§ Data items
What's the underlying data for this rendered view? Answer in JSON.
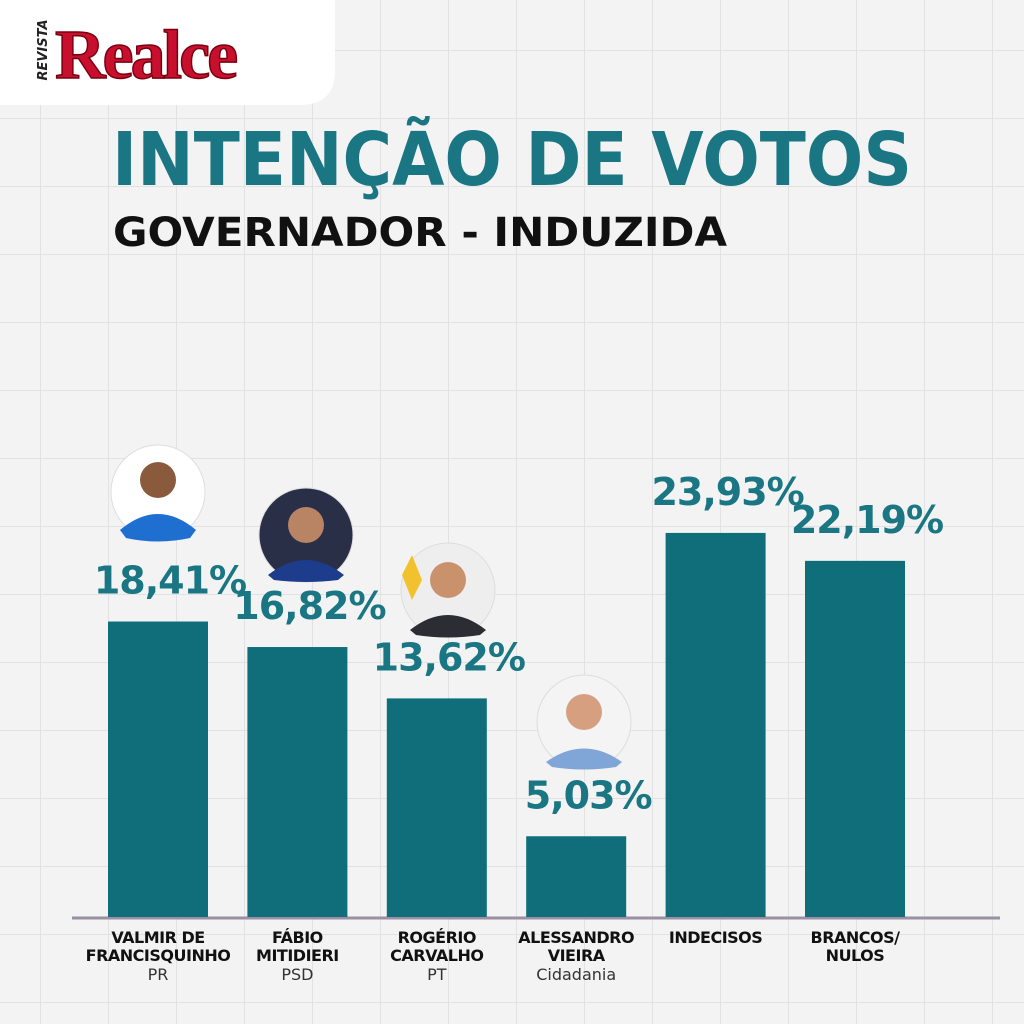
{
  "brand": {
    "kicker": "REVISTA",
    "name": "Realce"
  },
  "chart_data": {
    "type": "bar",
    "title": "INTENÇÃO DE VOTOS",
    "subtitle": "GOVERNADOR - INDUZIDA",
    "categories": [
      "VALMIR DE\nFRANCISQUINHO",
      "FÁBIO\nMITIDIERI",
      "ROGÉRIO\nCARVALHO",
      "ALESSANDRO\nVIEIRA",
      "INDECISOS",
      "BRANCOS/\nNULOS"
    ],
    "parties": [
      "PR",
      "PSD",
      "PT",
      "Cidadania",
      null,
      null
    ],
    "values": [
      18.41,
      16.82,
      13.62,
      5.03,
      23.93,
      22.19
    ],
    "value_labels": [
      "18,41%",
      "16,82%",
      "13,62%",
      "5,03%",
      "23,93%",
      "22,19%"
    ],
    "color": "#0f6e79"
  }
}
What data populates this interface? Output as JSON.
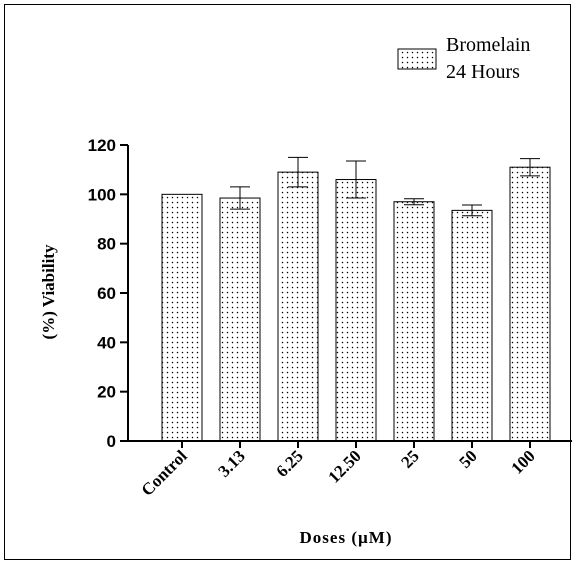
{
  "chart_data": {
    "type": "bar",
    "categories": [
      "Control",
      "3.13",
      "6.25",
      "12.50",
      "25",
      "50",
      "100"
    ],
    "series": [
      {
        "name": "Bromelain 24 Hours",
        "values": [
          100,
          98.5,
          109,
          106,
          97,
          93.5,
          111
        ],
        "errors": [
          0,
          4.5,
          6,
          7.5,
          1.2,
          2.2,
          3.5
        ]
      }
    ],
    "legend_lines": [
      "Bromelain",
      "24 Hours"
    ],
    "legend_position": "top-right",
    "xlabel": "Doses (µM)",
    "ylabel": "(%)  Viability",
    "ylim": [
      0,
      120
    ],
    "yticks": [
      0,
      20,
      40,
      60,
      80,
      100,
      120
    ],
    "yticklabels": [
      "0",
      "20",
      "40",
      "60",
      "80",
      "100",
      "120"
    ],
    "grid": false,
    "bar_pattern": "dotted",
    "colors": {
      "bar_fill": "#ffffff",
      "bar_stroke": "#000000",
      "dots": "#000000"
    }
  }
}
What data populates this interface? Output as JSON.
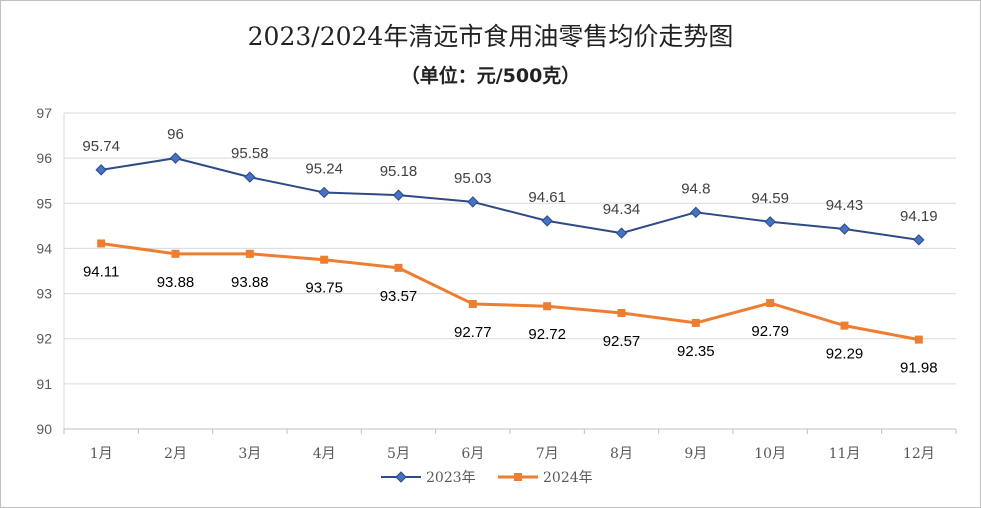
{
  "chart_data": {
    "type": "line",
    "title": "2023/2024年清远市食用油零售均价走势图",
    "subtitle": "（单位：元/500克）",
    "xlabel": "",
    "ylabel": "",
    "categories": [
      "1月",
      "2月",
      "3月",
      "4月",
      "5月",
      "6月",
      "7月",
      "8月",
      "9月",
      "10月",
      "11月",
      "12月"
    ],
    "ylim": [
      90,
      97
    ],
    "yticks": [
      "90",
      "91",
      "92",
      "93",
      "94",
      "95",
      "96",
      "97"
    ],
    "grid": true,
    "legend_position": "bottom",
    "series": [
      {
        "name": "2023年",
        "color": "#2E4A87",
        "marker": "diamond",
        "values": [
          95.74,
          96,
          95.58,
          95.24,
          95.18,
          95.03,
          94.61,
          94.34,
          94.8,
          94.59,
          94.43,
          94.19
        ],
        "labels": [
          "95.74",
          "96",
          "95.58",
          "95.24",
          "95.18",
          "95.03",
          "94.61",
          "94.34",
          "94.8",
          "94.59",
          "94.43",
          "94.19"
        ]
      },
      {
        "name": "2024年",
        "color": "#ED7D31",
        "marker": "square",
        "values": [
          94.11,
          93.88,
          93.88,
          93.75,
          93.57,
          92.77,
          92.72,
          92.57,
          92.35,
          92.79,
          92.29,
          91.98
        ],
        "labels": [
          "94.11",
          "93.88",
          "93.88",
          "93.75",
          "93.57",
          "92.77",
          "92.72",
          "92.57",
          "92.35",
          "92.79",
          "92.29",
          "91.98"
        ]
      }
    ]
  }
}
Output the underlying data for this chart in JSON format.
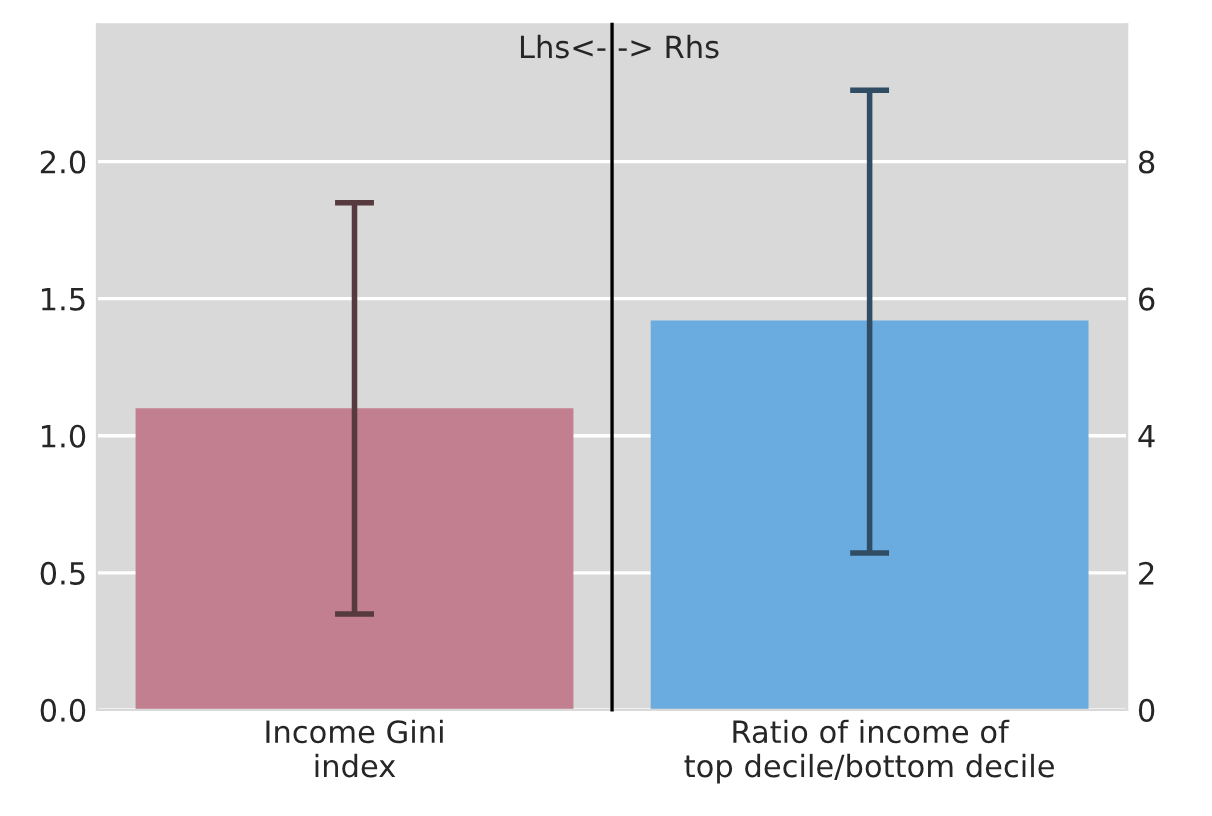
{
  "chart_data": [
    {
      "type": "bar",
      "categories": [
        "Income Gini\nindex"
      ],
      "series": [
        {
          "color": "#c27f8f",
          "values": [
            1.1
          ],
          "errors": [
            [
              0.35,
              1.85
            ]
          ]
        }
      ],
      "ylim": [
        0,
        2.5
      ],
      "yticks": [
        {
          "value": 0,
          "label": "0.0"
        },
        0.5,
        {
          "value": 1,
          "label": "1.0"
        },
        1.5,
        {
          "value": 2,
          "label": "2.0"
        }
      ],
      "annotations": [
        "Lhs<-"
      ],
      "grid": "y"
    },
    {
      "type": "bar",
      "categories": [
        "Ratio of income of\ntop decile/bottom decile"
      ],
      "series": [
        {
          "color": "#6aacdf",
          "values": [
            5.68
          ],
          "errors": [
            [
              2.29,
              9.04
            ]
          ],
          "axis": "y2"
        }
      ],
      "y2lim": [
        0,
        10
      ],
      "y2ticks": [
        0,
        2,
        4,
        6,
        8
      ],
      "annotations": [
        "-> Rhs"
      ],
      "grid": "y"
    }
  ]
}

§ What to do
Determine how many lines in the listing above hold the string "name", then write only the number.

§ Task solution
4